§ What you are asked to do: Transcribe the lines of the records starting with the one that has "Give me the" in it and ending with the last, and transcribe nothing else.

[Collection entries]
◇ ◇ ◇ ◇ ◇
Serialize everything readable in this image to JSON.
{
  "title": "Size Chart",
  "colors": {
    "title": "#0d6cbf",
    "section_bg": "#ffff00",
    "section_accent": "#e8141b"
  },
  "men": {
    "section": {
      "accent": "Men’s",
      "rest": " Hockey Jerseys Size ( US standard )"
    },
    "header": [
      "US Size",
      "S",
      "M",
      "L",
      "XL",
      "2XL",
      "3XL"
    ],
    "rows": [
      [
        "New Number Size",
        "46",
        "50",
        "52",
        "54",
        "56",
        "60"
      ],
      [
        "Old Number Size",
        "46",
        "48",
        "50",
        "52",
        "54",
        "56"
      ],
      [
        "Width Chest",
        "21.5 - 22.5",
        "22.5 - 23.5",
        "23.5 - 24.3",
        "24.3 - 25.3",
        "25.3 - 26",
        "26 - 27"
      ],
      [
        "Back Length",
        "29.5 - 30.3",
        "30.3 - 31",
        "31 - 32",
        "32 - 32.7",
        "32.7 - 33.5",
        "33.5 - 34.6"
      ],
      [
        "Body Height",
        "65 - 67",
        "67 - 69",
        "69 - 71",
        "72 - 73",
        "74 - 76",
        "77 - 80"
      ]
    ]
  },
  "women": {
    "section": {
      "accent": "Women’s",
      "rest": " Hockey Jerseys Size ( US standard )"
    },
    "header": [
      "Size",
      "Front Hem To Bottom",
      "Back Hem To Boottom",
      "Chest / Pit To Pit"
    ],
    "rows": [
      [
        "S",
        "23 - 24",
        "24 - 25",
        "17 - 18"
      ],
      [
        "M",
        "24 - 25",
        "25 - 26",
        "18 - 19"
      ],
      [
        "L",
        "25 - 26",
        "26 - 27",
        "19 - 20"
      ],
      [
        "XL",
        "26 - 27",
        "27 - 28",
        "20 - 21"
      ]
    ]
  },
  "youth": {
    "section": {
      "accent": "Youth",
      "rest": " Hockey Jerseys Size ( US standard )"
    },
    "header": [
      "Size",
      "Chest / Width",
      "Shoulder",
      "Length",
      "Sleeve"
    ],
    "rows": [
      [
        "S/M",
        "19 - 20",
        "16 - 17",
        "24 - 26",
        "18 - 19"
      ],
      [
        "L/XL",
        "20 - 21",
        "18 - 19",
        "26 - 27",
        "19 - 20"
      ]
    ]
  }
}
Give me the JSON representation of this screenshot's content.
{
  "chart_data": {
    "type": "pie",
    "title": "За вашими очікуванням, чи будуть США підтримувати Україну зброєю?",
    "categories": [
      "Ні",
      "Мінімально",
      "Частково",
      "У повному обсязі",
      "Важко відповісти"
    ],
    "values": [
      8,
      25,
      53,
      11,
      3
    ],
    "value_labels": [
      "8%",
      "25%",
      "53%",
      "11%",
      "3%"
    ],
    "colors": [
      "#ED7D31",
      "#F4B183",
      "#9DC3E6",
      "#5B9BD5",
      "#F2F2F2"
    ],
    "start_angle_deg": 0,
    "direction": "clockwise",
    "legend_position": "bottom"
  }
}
◇ ◇ ◇ ◇ ◇
§ Reply:
Give me the JSON representation of this screenshot's content.
{
  "chart_data": {
    "type": "pie",
    "title": "За вашими очікуванням, чи будуть США підтримувати Україну зброєю?",
    "categories": [
      "Ні",
      "Мінімально",
      "Частково",
      "У повному обсязі",
      "Важко відповісти"
    ],
    "values": [
      8,
      25,
      53,
      11,
      3
    ],
    "value_labels": [
      "8%",
      "25%",
      "53%",
      "11%",
      "3%"
    ],
    "colors": [
      "#ED7D31",
      "#F4B183",
      "#9DC3E6",
      "#5B9BD5",
      "#F2F2F2"
    ],
    "start_angle_deg": 0,
    "direction": "clockwise",
    "legend_position": "bottom"
  }
}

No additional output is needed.